[Source material start]
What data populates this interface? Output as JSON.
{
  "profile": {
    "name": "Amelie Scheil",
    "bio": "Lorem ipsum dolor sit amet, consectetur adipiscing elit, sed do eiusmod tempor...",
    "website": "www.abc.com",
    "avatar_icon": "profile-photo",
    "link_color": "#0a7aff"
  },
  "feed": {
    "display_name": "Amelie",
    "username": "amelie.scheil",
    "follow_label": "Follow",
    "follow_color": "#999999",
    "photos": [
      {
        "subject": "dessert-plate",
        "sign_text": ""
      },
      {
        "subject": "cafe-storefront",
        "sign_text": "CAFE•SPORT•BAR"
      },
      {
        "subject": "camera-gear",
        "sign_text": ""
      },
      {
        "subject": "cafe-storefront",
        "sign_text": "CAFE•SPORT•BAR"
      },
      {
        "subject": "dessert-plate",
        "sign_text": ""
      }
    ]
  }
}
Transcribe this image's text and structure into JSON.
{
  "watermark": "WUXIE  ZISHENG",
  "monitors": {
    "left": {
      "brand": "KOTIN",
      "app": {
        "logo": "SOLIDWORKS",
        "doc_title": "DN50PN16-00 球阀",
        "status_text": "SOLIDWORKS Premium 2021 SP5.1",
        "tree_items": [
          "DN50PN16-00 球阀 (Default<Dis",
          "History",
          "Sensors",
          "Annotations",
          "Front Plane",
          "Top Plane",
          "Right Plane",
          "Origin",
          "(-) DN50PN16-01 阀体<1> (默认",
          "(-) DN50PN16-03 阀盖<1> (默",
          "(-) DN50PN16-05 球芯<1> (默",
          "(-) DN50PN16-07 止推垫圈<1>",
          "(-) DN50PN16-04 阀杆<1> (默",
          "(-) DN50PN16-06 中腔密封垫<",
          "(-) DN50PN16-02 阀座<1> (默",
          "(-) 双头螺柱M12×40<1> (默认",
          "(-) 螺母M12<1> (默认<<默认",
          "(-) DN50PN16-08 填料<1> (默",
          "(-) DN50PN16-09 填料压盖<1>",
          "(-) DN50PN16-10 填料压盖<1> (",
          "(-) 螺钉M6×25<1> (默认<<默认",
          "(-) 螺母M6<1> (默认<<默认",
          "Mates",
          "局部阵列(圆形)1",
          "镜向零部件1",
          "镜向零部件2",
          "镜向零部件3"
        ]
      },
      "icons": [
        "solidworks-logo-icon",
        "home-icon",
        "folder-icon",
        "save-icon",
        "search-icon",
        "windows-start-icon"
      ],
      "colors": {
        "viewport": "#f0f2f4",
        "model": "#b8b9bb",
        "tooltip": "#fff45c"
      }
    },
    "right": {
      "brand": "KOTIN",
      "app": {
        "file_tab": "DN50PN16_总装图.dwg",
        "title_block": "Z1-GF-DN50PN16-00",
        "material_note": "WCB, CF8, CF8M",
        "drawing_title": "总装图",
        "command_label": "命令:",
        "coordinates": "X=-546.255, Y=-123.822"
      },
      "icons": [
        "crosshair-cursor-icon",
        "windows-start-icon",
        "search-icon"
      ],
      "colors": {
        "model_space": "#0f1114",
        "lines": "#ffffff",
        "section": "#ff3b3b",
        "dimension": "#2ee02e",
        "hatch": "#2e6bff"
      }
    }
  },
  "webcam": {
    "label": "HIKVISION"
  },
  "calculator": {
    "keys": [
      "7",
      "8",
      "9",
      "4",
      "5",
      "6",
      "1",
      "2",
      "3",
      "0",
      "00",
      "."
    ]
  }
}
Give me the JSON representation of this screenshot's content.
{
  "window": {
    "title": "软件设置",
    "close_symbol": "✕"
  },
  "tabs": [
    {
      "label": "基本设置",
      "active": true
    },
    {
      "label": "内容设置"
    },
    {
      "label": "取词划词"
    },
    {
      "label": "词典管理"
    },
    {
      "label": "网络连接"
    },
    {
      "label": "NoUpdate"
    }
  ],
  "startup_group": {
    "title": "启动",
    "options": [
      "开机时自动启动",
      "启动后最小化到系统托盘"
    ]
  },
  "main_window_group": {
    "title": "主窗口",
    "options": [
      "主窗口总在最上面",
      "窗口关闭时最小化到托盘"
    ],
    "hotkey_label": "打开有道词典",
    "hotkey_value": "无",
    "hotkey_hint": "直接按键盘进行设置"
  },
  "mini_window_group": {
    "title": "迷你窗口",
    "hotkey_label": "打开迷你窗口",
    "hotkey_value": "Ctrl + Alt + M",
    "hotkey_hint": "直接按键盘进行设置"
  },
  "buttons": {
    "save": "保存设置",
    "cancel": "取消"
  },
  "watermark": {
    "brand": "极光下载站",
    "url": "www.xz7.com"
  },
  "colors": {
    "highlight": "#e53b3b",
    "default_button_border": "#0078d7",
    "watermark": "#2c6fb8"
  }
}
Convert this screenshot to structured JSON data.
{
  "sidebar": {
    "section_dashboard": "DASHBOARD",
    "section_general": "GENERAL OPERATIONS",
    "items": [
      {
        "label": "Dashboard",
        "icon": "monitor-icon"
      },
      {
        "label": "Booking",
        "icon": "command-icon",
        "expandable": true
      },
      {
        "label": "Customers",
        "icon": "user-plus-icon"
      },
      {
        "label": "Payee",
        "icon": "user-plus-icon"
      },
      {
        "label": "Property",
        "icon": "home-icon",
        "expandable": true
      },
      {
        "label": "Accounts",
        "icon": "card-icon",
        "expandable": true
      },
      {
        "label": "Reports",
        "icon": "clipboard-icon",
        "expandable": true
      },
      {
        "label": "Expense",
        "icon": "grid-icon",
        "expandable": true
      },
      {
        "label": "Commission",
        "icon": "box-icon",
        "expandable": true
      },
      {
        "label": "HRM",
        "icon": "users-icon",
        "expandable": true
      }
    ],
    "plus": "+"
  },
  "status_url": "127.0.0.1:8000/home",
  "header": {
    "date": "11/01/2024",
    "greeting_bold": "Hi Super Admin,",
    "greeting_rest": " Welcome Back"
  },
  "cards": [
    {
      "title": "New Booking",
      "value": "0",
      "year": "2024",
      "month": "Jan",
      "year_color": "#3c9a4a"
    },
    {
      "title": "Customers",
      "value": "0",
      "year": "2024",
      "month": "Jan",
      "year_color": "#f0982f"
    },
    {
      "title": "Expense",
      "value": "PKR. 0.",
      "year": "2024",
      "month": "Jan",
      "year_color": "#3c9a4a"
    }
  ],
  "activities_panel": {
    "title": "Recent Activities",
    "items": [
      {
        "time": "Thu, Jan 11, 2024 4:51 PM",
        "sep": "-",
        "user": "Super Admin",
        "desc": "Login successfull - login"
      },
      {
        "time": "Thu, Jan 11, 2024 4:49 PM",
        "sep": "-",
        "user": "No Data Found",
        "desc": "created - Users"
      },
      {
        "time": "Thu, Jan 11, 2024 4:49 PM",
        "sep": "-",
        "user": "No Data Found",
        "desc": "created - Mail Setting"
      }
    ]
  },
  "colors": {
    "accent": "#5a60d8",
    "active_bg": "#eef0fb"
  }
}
[Source material end]
* _Problem details_:
Print every entry exactly as it appears.

* _Answer to the problem_:
What data populates this interface? Output as JSON.
{
  "profile": {
    "name": "Amelie Scheil",
    "bio": "Lorem ipsum dolor sit amet, consectetur adipiscing elit, sed do eiusmod tempor...",
    "website": "www.abc.com",
    "avatar_icon": "profile-photo",
    "link_color": "#0a7aff"
  },
  "feed": {
    "display_name": "Amelie",
    "username": "amelie.scheil",
    "follow_label": "Follow",
    "follow_color": "#999999",
    "photos": [
      {
        "subject": "dessert-plate",
        "sign_text": ""
      },
      {
        "subject": "cafe-storefront",
        "sign_text": "CAFE•SPORT•BAR"
      },
      {
        "subject": "camera-gear",
        "sign_text": ""
      },
      {
        "subject": "cafe-storefront",
        "sign_text": "CAFE•SPORT•BAR"
      },
      {
        "subject": "dessert-plate",
        "sign_text": ""
      }
    ]
  }
}
Transcribe this image's text and structure into JSON.
{
  "watermark": "WUXIE  ZISHENG",
  "monitors": {
    "left": {
      "brand": "KOTIN",
      "app": {
        "logo": "SOLIDWORKS",
        "doc_title": "DN50PN16-00 球阀",
        "status_text": "SOLIDWORKS Premium 2021 SP5.1",
        "tree_items": [
          "DN50PN16-00 球阀 (Default<Dis",
          "History",
          "Sensors",
          "Annotations",
          "Front Plane",
          "Top Plane",
          "Right Plane",
          "Origin",
          "(-) DN50PN16-01 阀体<1> (默认",
          "(-) DN50PN16-03 阀盖<1> (默",
          "(-) DN50PN16-05 球芯<1> (默",
          "(-) DN50PN16-07 止推垫圈<1>",
          "(-) DN50PN16-04 阀杆<1> (默",
          "(-) DN50PN16-06 中腔密封垫<",
          "(-) DN50PN16-02 阀座<1> (默",
          "(-) 双头螺柱M12×40<1> (默认",
          "(-) 螺母M12<1> (默认<<默认",
          "(-) DN50PN16-08 填料<1> (默",
          "(-) DN50PN16-09 填料压盖<1>",
          "(-) DN50PN16-10 填料压盖<1> (",
          "(-) 螺钉M6×25<1> (默认<<默认",
          "(-) 螺母M6<1> (默认<<默认",
          "Mates",
          "局部阵列(圆形)1",
          "镜向零部件1",
          "镜向零部件2",
          "镜向零部件3"
        ]
      },
      "icons": [
        "solidworks-logo-icon",
        "home-icon",
        "folder-icon",
        "save-icon",
        "search-icon",
        "windows-start-icon"
      ],
      "colors": {
        "viewport": "#f0f2f4",
        "model": "#b8b9bb",
        "tooltip": "#fff45c"
      }
    },
    "right": {
      "brand": "KOTIN",
      "app": {
        "file_tab": "DN50PN16_总装图.dwg",
        "title_block": "Z1-GF-DN50PN16-00",
        "material_note": "WCB, CF8, CF8M",
        "drawing_title": "总装图",
        "command_label": "命令:",
        "coordinates": "X=-546.255, Y=-123.822"
      },
      "icons": [
        "crosshair-cursor-icon",
        "windows-start-icon",
        "search-icon"
      ],
      "colors": {
        "model_space": "#0f1114",
        "lines": "#ffffff",
        "section": "#ff3b3b",
        "dimension": "#2ee02e",
        "hatch": "#2e6bff"
      }
    }
  },
  "webcam": {
    "label": "HIKVISION"
  },
  "calculator": {
    "keys": [
      "7",
      "8",
      "9",
      "4",
      "5",
      "6",
      "1",
      "2",
      "3",
      "0",
      "00",
      "."
    ]
  }
}
Give me the JSON representation of this screenshot's content.
{
  "window": {
    "title": "软件设置",
    "close_symbol": "✕"
  },
  "tabs": [
    {
      "label": "基本设置",
      "active": true
    },
    {
      "label": "内容设置"
    },
    {
      "label": "取词划词"
    },
    {
      "label": "词典管理"
    },
    {
      "label": "网络连接"
    },
    {
      "label": "NoUpdate"
    }
  ],
  "startup_group": {
    "title": "启动",
    "options": [
      "开机时自动启动",
      "启动后最小化到系统托盘"
    ]
  },
  "main_window_group": {
    "title": "主窗口",
    "options": [
      "主窗口总在最上面",
      "窗口关闭时最小化到托盘"
    ],
    "hotkey_label": "打开有道词典",
    "hotkey_value": "无",
    "hotkey_hint": "直接按键盘进行设置"
  },
  "mini_window_group": {
    "title": "迷你窗口",
    "hotkey_label": "打开迷你窗口",
    "hotkey_value": "Ctrl + Alt + M",
    "hotkey_hint": "直接按键盘进行设置"
  },
  "buttons": {
    "save": "保存设置",
    "cancel": "取消"
  },
  "watermark": {
    "brand": "极光下载站",
    "url": "www.xz7.com"
  },
  "colors": {
    "highlight": "#e53b3b",
    "default_button_border": "#0078d7",
    "watermark": "#2c6fb8"
  }
}
Convert this screenshot to structured JSON data.
{
  "sidebar": {
    "section_dashboard": "DASHBOARD",
    "section_general": "GENERAL OPERATIONS",
    "items": [
      {
        "label": "Dashboard",
        "icon": "monitor-icon"
      },
      {
        "label": "Booking",
        "icon": "command-icon",
        "expandable": true
      },
      {
        "label": "Customers",
        "icon": "user-plus-icon"
      },
      {
        "label": "Payee",
        "icon": "user-plus-icon"
      },
      {
        "label": "Property",
        "icon": "home-icon",
        "expandable": true
      },
      {
        "label": "Accounts",
        "icon": "card-icon",
        "expandable": true
      },
      {
        "label": "Reports",
        "icon": "clipboard-icon",
        "expandable": true
      },
      {
        "label": "Expense",
        "icon": "grid-icon",
        "expandable": true
      },
      {
        "label": "Commission",
        "icon": "box-icon",
        "expandable": true
      },
      {
        "label": "HRM",
        "icon": "users-icon",
        "expandable": true
      }
    ],
    "plus": "+"
  },
  "status_url": "127.0.0.1:8000/home",
  "header": {
    "date": "11/01/2024",
    "greeting_bold": "Hi Super Admin,",
    "greeting_rest": " Welcome Back"
  },
  "cards": [
    {
      "title": "New Booking",
      "value": "0",
      "year": "2024",
      "month": "Jan",
      "year_color": "#3c9a4a"
    },
    {
      "title": "Customers",
      "value": "0",
      "year": "2024",
      "month": "Jan",
      "year_color": "#f0982f"
    },
    {
      "title": "Expense",
      "value": "PKR. 0.",
      "year": "2024",
      "month": "Jan",
      "year_color": "#3c9a4a"
    }
  ],
  "activities_panel": {
    "title": "Recent Activities",
    "items": [
      {
        "time": "Thu, Jan 11, 2024 4:51 PM",
        "sep": "-",
        "user": "Super Admin",
        "desc": "Login successfull - login"
      },
      {
        "time": "Thu, Jan 11, 2024 4:49 PM",
        "sep": "-",
        "user": "No Data Found",
        "desc": "created - Users"
      },
      {
        "time": "Thu, Jan 11, 2024 4:49 PM",
        "sep": "-",
        "user": "No Data Found",
        "desc": "created - Mail Setting"
      }
    ]
  },
  "colors": {
    "accent": "#5a60d8",
    "active_bg": "#eef0fb"
  }
}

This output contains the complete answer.